#### Task prompt:
Lay out part of the listing below as a Markdown table with the columns "Row" and "Listing line," numbering each line and leaving out blank lines. Begin at the line that has "vt-t3: t₃ bbox=[1188, 706, 1194, 714]" and stop after the line that has "fig5-xtick: t₂ bbox=[683, 738, 689, 746]".

#### Data for processing:

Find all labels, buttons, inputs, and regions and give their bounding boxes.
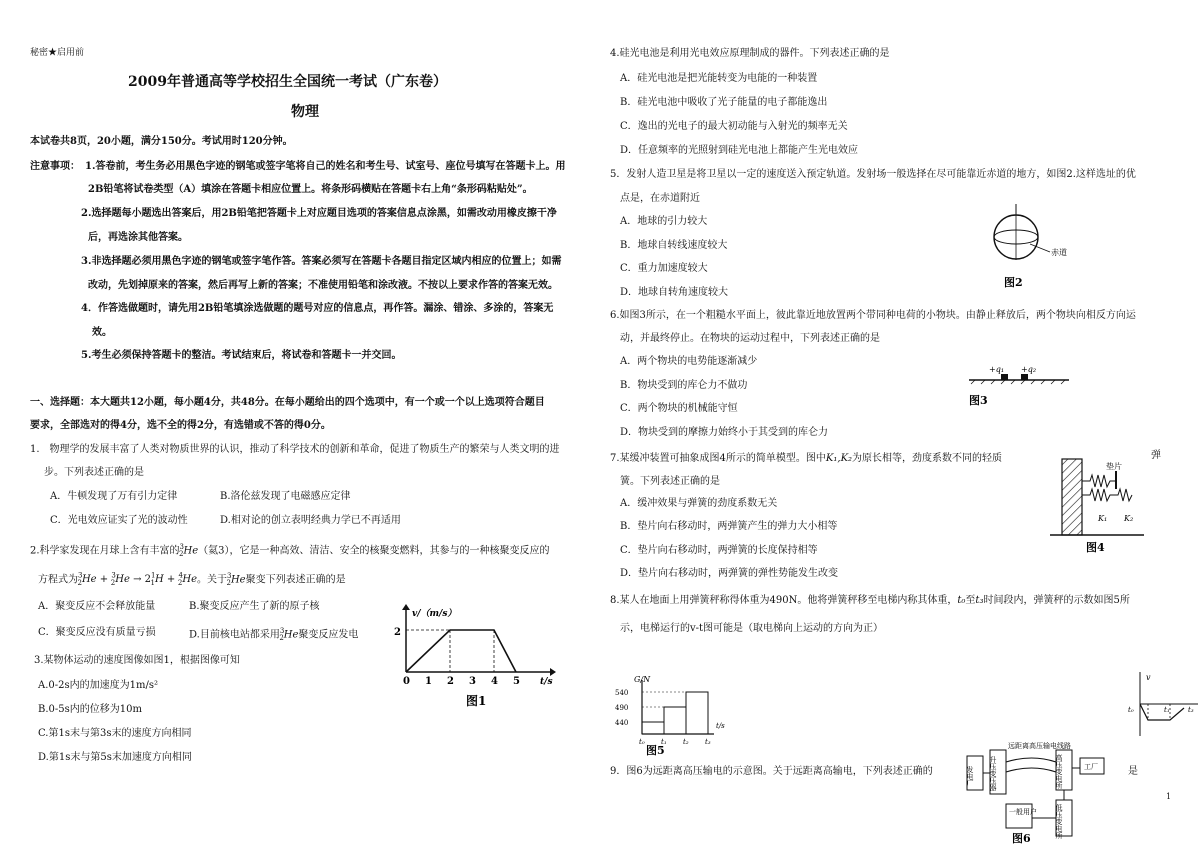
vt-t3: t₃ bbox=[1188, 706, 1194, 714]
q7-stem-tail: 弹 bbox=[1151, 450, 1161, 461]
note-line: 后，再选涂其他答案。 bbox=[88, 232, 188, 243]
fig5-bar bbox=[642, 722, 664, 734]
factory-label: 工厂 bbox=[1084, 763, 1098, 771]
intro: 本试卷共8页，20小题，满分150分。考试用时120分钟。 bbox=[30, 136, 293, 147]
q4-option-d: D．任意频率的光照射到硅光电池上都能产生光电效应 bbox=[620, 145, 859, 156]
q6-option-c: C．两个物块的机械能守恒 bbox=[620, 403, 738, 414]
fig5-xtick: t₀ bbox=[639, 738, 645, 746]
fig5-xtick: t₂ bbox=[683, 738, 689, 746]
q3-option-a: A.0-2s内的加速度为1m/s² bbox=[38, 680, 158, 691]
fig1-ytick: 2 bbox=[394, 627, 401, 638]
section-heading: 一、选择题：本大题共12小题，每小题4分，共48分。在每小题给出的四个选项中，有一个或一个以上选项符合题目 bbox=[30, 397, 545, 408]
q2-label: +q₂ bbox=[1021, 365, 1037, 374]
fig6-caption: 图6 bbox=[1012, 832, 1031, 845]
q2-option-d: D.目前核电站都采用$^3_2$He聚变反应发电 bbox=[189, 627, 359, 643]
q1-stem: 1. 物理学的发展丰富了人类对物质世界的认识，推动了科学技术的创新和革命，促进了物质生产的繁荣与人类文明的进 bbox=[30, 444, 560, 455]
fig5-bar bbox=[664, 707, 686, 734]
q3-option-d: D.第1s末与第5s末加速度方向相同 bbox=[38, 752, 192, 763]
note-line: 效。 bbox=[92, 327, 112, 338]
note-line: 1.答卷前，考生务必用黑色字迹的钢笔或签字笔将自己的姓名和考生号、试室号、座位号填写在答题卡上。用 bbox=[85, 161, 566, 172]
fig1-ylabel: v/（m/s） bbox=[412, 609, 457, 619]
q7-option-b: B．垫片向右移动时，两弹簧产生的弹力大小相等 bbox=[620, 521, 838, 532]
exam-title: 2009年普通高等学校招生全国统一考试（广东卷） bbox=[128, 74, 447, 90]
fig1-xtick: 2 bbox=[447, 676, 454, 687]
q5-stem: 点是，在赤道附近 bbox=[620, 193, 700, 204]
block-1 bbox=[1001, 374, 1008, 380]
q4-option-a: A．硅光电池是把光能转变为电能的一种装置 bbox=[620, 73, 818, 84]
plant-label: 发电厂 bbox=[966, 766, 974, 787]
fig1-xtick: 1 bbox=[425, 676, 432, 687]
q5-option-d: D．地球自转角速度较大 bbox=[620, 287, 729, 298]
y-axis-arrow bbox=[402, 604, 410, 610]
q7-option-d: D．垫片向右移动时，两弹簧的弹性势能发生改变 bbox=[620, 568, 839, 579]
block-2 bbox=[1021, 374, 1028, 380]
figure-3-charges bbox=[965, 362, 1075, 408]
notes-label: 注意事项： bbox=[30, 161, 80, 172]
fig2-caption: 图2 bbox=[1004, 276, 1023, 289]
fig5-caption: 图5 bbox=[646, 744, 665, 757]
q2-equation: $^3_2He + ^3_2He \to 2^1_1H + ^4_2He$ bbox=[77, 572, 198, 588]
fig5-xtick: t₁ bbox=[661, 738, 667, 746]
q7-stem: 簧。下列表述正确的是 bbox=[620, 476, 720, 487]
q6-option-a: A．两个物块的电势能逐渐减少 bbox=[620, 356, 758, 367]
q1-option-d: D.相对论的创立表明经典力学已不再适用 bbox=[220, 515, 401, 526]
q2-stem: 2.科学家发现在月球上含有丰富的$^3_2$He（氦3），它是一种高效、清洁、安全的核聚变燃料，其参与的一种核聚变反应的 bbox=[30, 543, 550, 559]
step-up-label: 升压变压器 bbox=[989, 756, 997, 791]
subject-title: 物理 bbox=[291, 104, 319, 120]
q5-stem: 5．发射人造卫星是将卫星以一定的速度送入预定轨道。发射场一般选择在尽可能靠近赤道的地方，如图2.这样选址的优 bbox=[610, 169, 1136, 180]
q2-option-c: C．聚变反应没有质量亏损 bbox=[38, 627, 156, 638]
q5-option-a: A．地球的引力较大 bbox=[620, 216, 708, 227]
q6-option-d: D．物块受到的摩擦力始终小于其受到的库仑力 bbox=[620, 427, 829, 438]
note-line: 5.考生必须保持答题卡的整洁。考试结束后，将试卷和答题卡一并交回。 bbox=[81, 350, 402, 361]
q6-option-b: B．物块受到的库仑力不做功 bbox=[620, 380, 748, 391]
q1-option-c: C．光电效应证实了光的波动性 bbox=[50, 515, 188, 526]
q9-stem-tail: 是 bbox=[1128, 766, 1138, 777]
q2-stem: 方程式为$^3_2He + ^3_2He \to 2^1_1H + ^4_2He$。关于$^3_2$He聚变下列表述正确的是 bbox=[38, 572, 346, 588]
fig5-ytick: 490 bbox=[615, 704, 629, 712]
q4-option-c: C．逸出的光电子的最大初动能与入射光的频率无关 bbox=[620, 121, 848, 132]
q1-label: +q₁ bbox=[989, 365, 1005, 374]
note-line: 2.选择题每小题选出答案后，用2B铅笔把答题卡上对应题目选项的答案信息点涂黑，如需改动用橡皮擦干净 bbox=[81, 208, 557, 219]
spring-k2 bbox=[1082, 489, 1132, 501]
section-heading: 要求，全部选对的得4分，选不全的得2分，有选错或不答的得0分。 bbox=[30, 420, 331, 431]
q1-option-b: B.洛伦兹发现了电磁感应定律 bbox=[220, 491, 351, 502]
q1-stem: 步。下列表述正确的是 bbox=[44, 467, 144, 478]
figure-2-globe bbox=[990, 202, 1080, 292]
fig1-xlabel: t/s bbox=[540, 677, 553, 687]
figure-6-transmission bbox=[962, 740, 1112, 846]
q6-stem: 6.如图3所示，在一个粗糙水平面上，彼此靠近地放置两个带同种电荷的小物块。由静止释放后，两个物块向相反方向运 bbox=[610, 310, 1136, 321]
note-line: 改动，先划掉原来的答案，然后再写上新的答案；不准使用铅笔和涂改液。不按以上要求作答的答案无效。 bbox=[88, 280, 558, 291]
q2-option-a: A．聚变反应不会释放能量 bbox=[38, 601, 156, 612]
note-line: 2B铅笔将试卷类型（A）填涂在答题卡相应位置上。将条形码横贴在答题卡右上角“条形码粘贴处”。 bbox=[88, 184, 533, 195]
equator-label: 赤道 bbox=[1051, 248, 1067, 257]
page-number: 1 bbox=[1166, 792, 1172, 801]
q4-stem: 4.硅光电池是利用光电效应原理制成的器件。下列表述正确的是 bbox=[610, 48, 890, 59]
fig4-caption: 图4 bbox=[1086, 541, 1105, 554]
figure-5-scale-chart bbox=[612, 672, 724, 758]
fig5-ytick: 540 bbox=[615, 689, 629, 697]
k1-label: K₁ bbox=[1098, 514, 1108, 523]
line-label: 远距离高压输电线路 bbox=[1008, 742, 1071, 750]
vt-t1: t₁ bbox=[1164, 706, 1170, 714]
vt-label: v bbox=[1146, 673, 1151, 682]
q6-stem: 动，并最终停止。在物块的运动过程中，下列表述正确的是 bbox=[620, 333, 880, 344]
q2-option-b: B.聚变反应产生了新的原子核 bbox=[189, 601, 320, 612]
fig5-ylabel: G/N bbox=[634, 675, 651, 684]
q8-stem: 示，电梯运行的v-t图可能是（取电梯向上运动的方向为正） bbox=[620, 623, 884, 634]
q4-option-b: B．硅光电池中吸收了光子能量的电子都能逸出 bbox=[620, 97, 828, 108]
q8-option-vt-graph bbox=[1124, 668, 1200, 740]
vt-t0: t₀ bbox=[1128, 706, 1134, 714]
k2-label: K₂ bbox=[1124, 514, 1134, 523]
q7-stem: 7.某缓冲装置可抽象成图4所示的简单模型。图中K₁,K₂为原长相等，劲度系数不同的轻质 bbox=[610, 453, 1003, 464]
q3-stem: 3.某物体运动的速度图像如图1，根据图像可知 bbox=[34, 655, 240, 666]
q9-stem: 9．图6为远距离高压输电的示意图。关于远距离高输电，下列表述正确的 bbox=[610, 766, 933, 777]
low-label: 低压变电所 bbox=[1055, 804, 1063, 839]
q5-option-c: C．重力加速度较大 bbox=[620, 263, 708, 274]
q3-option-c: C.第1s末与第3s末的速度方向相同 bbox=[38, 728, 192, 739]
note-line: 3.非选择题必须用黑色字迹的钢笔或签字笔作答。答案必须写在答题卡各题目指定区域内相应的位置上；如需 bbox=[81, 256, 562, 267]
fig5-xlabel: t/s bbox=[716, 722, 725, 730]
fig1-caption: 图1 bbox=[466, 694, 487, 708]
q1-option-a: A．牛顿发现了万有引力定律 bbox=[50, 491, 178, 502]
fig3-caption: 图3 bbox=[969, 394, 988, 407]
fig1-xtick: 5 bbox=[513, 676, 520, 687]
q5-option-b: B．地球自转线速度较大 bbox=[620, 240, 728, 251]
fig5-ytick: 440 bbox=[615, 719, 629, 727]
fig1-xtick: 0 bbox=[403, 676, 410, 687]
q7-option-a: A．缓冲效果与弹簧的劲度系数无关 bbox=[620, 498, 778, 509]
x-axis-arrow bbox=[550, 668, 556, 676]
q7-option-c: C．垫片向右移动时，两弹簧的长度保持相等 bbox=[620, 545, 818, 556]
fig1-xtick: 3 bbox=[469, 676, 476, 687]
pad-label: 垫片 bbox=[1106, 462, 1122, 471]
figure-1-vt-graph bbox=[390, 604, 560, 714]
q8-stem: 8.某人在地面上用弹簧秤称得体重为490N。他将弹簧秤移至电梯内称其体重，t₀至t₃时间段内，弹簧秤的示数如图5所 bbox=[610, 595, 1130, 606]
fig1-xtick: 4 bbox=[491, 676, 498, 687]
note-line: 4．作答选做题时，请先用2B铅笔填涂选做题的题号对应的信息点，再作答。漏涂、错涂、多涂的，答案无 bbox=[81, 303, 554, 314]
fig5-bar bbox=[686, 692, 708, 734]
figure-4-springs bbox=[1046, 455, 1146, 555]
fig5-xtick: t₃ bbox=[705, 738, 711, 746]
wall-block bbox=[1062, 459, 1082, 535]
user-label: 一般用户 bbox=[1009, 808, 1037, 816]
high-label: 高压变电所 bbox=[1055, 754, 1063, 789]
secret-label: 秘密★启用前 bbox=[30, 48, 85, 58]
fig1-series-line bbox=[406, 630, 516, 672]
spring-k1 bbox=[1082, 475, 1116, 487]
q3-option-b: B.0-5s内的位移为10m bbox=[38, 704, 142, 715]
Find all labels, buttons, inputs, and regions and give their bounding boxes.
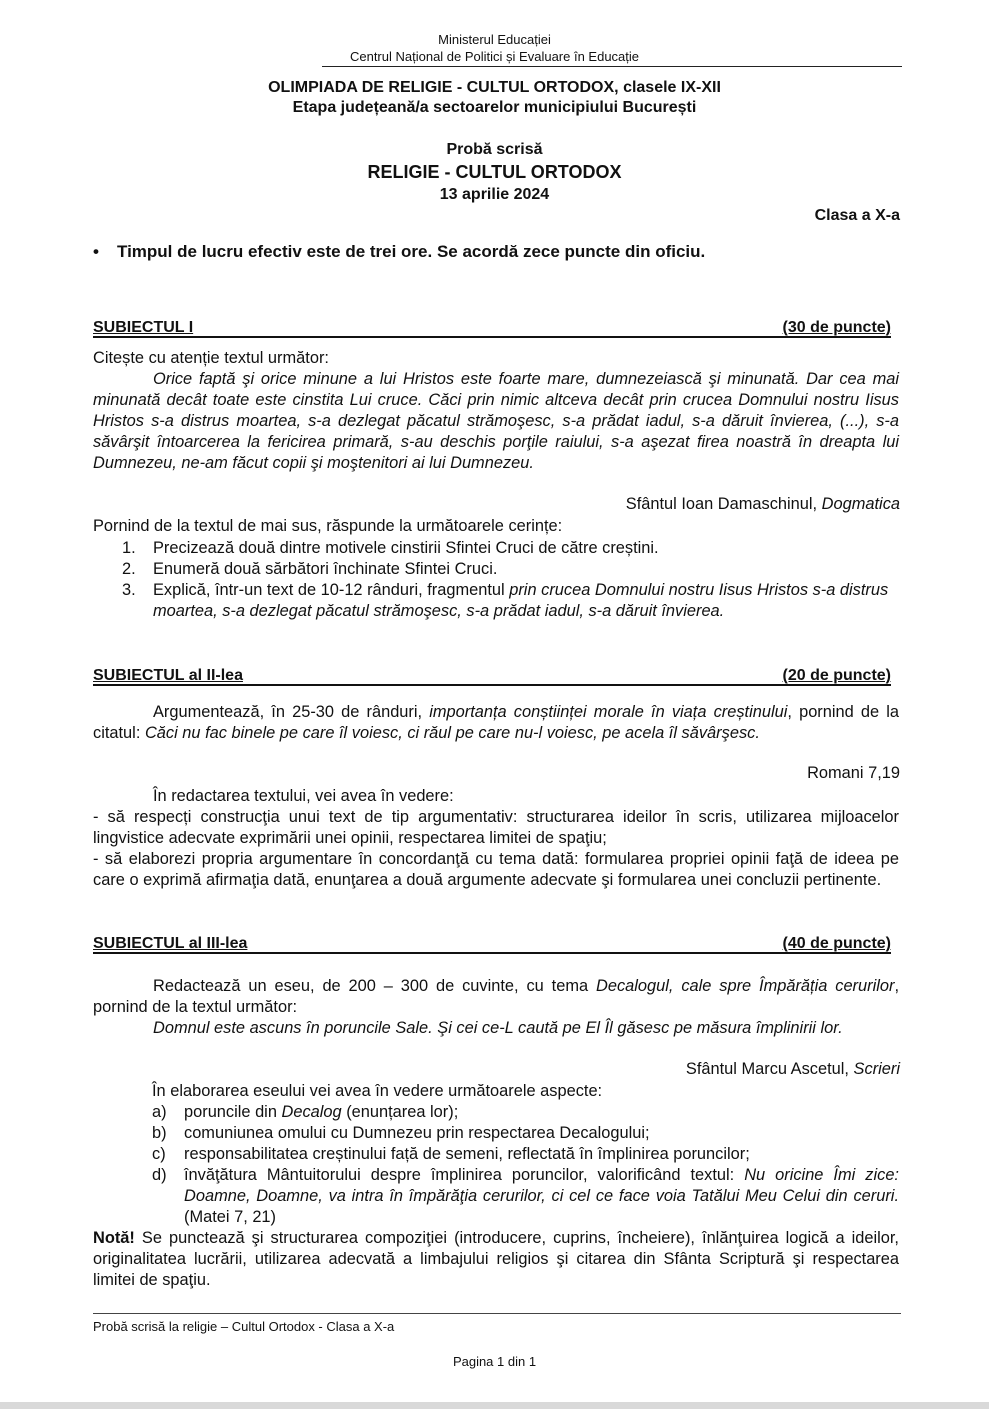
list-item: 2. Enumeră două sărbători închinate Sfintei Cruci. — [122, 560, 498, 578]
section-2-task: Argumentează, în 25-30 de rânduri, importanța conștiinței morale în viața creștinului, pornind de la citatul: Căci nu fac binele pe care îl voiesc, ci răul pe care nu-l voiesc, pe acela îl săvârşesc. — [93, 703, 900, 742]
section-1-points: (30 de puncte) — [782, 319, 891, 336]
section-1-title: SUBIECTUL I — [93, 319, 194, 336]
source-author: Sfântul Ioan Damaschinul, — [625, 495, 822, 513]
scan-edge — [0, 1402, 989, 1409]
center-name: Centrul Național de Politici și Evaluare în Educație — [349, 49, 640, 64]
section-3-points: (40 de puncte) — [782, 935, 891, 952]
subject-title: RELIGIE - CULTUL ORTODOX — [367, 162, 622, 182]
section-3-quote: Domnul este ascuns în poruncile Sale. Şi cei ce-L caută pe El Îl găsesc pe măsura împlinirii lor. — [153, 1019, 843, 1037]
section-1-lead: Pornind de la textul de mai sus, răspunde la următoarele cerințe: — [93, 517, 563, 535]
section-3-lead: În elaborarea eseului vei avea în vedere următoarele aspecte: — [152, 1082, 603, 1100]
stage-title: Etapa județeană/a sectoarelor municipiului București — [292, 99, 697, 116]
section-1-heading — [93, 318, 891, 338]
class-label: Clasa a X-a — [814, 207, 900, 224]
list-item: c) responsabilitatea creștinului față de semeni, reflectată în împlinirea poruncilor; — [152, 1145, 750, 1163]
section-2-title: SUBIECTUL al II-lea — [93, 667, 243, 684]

#### Answer in full:
| Row | Listing line |
|---|---|
| 1 | vt-t3: t₃ bbox=[1188, 706, 1194, 714] |
| 2 | q7-stem-tail: 弹 bbox=[1151, 450, 1161, 461] |
| 3 | note-line: 后，再选涂其他答案。 bbox=[88, 232, 188, 243] |
| 4 | fig5-bar bbox=[642, 722, 664, 734] |
| 5 | factory-label: 工厂 bbox=[1084, 763, 1098, 771] |
| 6 | intro: 本试卷共8页，20小题，满分150分。考试用时120分钟。 bbox=[30, 136, 293, 147] |
| 7 | q4-option-d: D．任意频率的光照射到硅光电池上都能产生光电效应 bbox=[620, 145, 859, 156] |
| 8 | q6-option-c: C．两个物块的机械能守恒 bbox=[620, 403, 738, 414] |
| 9 | fig5-xtick: t₀ bbox=[639, 738, 645, 746] |
| 10 | fig5-xtick: t₂ bbox=[683, 738, 689, 746] |